→ Stored entries:
▬▬▬

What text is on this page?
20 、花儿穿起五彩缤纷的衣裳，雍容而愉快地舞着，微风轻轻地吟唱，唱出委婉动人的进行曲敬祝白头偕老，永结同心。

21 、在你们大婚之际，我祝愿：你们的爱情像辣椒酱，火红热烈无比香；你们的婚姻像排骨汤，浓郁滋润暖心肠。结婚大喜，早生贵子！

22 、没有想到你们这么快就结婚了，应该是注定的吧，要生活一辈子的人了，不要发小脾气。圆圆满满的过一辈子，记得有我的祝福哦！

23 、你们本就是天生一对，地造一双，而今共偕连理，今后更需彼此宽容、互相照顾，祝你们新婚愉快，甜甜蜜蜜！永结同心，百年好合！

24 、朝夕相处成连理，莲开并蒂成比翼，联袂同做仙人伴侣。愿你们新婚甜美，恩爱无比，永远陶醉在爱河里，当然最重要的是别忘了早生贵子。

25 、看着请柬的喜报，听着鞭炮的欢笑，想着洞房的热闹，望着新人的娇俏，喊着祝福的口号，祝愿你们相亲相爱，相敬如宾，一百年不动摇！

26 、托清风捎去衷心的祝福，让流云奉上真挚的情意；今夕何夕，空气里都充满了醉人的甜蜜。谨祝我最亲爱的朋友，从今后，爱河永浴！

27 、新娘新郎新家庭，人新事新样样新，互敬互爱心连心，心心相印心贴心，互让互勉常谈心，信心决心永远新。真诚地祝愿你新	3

▬▬▬

→ Given instruction: Every line above needs to be retyped exactly.

→ Answer for the task:
What text is on this page?
20 、花儿穿起五彩缤纷的衣裳，雍容而愉快地舞着，微风轻轻地吟唱，唱出委婉动人的进行曲敬祝白头偕老，永结同心。

21 、在你们大婚之际，我祝愿：你们的爱情像辣椒酱，火红热烈无比香；你们的婚姻像排骨汤，浓郁滋润暖心肠。结婚大喜，早生贵子！

22 、没有想到你们这么快就结婚了，应该是注定的吧，要生活一辈子的人了，不要发小脾气。圆圆满满的过一辈子，记得有我的祝福哦！

23 、你们本就是天生一对，地造一双，而今共偕连理，今后更需彼此宽容、互相照顾，祝你们新婚愉快，甜甜蜜蜜！永结同心，百年好合！

24 、朝夕相处成连理，莲开并蒂成比翼，联袂同做仙人伴侣。愿你们新婚甜美，恩爱无比，永远陶醉在爱河里，当然最重要的是别忘了早生贵子。

25 、看着请柬的喜报，听着鞭炮的欢笑，想着洞房的热闹，望着新人的娇俏，喊着祝福的口号，祝愿你们相亲相爱，相敬如宾，一百年不动摇！

26 、托清风捎去衷心的祝福，让流云奉上真挚的情意；今夕何夕，空气里都充满了醉人的甜蜜。谨祝我最亲爱的朋友，从今后，爱河永浴！

27 、新娘新郎新家庭，人新事新样样新，互敬互爱心连心，心心相印心贴心，互让互勉常谈心，信心决心永远新。真诚地祝愿你新	3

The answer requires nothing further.